### Exercise task 1
Please repeat the stretch of the cooking thread from "The next chore, after" through "it again. ;)".
### Exercise task 2
In the cooking thread, how many roasts were made for the Christmas dinner at church?

### Document passage
What are you cooking?

We ended up with close to 60 people at church for Christmas dinner, they ranged from singles or couples that had no other family to spend the day with, to a young family with 7 kids, who are building a new house themselves, and staying in a trailer, until they can move into the house… the goal was to be in the house by Christmas, but it’s not quite done, and they have to eat in shifts, in the trailer…9 roasts I made, with 25 lbs of potatoes, 15 lbs of carrots, and 6 onions… and no leftovers, that someone didn’t take home…

Many brought seasonal sides, and we had a great meal…

The next chore, after cooking all that, I spent an hour on the dish washing crew, after the meal… my wife and I are so blessed, we didn’t do gifts between us, and I was glad to serve on Christmas… hope everyone had a great holiday, and got out of it, what you needed…
That's the way to do it. Well done. :)
 
Calm down over there, ya wild man!!! :lol:
Call me a wild man all ya want but the corn and onion mix went really well with the baked tater. I'll do it again. ;)

LOL! When my mother divorced my father when I was 13 she told me that she couldn't teach me much but would teach me how yo not starve. She didn't teach me recipes but a lot bigger lesson. She taught me to not be afraid to experiment with food. That lesson has served me well. I won't say there haven't been failures but many more times than not as experiment turns out well. ;) One example was my making an VERY Italian based meatloaf that is like a giant square meatball. Take a decent sized slice and do like chicken parmigiana but with a big thick slice of meatball instead of chicken. Also makes for a really good meatball sandwich but doable on bread instead of a bun.

Bottom line is that, if you look at leftovers or whatever, don't be afraid to think that what could be considered a strange combo has to be bad just due to not being normal. More times than not, if you like everything involved, it will actually be quite good. Since it is the holidays one of my favorite things with the leftovers from a full turkey dinner is to mix just about everything together in a large skillet and mash it all together including the turkey, dressing, both mashed and sweet taters, veggies, gravy and even cranberry sauce. Ever go for the 'perfect bite' when eating a turkey dinner where you do your best to get turkey stuffing and the rest on a fork? My 'mash' isn't much different except that it is all mashed together. ;)

### Given data
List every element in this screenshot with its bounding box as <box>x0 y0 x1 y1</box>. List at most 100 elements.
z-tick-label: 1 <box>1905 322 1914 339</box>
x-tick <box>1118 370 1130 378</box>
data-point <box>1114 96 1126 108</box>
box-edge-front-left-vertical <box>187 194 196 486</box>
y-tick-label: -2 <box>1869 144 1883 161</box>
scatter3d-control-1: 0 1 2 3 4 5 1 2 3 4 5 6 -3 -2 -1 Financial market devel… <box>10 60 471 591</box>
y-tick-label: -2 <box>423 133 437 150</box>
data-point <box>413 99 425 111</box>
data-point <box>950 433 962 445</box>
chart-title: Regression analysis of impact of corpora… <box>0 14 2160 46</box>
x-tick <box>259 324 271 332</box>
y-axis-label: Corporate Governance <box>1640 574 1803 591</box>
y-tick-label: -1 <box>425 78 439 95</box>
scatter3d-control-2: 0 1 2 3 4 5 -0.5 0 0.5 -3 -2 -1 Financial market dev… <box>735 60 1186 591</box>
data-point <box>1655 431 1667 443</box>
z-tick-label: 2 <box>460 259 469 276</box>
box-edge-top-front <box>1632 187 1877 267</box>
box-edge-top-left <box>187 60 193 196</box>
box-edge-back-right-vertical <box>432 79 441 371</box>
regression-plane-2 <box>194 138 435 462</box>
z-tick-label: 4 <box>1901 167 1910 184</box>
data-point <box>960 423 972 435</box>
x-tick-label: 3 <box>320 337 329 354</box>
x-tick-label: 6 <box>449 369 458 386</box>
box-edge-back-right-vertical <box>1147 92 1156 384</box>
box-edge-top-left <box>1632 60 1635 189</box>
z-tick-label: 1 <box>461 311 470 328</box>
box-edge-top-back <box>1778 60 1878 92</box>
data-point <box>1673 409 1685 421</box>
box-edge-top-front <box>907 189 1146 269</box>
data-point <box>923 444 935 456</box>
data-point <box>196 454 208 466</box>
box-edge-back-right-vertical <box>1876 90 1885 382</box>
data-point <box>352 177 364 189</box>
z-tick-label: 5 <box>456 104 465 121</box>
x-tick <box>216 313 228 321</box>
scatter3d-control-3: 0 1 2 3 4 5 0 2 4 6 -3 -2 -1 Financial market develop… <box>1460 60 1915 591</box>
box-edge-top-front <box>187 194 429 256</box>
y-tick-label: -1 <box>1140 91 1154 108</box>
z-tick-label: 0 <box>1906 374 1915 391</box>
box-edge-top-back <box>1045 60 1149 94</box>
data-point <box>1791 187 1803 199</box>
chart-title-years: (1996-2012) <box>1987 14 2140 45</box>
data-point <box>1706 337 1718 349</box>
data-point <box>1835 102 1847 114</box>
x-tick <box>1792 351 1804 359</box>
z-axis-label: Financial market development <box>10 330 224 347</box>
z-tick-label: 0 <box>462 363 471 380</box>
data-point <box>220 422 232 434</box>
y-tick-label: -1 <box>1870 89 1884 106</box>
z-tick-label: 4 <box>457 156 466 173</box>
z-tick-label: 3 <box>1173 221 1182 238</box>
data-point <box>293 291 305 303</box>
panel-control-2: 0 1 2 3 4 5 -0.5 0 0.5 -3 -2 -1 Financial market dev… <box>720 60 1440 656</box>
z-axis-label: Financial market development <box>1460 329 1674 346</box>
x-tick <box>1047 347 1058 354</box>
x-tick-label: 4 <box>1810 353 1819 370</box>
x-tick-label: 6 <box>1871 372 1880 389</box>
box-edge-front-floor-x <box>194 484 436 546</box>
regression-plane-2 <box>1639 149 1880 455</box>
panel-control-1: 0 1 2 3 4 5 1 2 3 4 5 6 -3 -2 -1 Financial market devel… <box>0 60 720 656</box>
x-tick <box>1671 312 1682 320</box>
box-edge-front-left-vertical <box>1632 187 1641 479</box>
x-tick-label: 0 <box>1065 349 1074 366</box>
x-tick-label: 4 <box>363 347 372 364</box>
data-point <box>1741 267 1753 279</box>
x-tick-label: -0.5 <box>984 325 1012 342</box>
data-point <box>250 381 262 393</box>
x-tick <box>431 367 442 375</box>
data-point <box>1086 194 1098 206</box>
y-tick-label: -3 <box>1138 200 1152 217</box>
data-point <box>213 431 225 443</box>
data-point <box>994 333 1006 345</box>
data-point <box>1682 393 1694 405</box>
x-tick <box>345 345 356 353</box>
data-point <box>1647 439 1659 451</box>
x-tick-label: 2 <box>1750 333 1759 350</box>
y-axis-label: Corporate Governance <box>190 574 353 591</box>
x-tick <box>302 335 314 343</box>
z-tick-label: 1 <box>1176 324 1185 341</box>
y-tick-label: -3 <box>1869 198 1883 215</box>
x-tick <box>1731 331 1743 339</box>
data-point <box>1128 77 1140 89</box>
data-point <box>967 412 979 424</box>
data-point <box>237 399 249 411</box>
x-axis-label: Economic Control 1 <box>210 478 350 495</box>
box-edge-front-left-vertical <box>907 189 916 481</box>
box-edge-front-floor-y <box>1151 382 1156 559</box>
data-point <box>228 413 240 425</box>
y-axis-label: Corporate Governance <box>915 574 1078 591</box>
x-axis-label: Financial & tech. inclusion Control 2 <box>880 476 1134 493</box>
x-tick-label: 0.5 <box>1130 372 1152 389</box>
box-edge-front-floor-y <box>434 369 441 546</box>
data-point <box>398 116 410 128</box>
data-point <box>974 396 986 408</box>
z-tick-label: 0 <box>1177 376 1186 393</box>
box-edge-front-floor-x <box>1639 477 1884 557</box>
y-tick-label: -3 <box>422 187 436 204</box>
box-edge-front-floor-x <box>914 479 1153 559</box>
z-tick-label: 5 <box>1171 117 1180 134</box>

### Problem solution 1
The next chore, after cooking all that, I spent an hour on the dish washing crew, after the meal… my wife and I are so blessed, we didn’t do gifts between us, and I was glad to serve on Christmas… hope everyone had a great holiday, and got out of it, what you needed…
That's the way to do it. Well done. :)
 
Calm down over there, ya wild man!!! :lol:
Call me a wild man all ya want but the corn and onion mix went really well with the baked tater. I'll do it again. ;)

### Problem solution 2
9 roasts.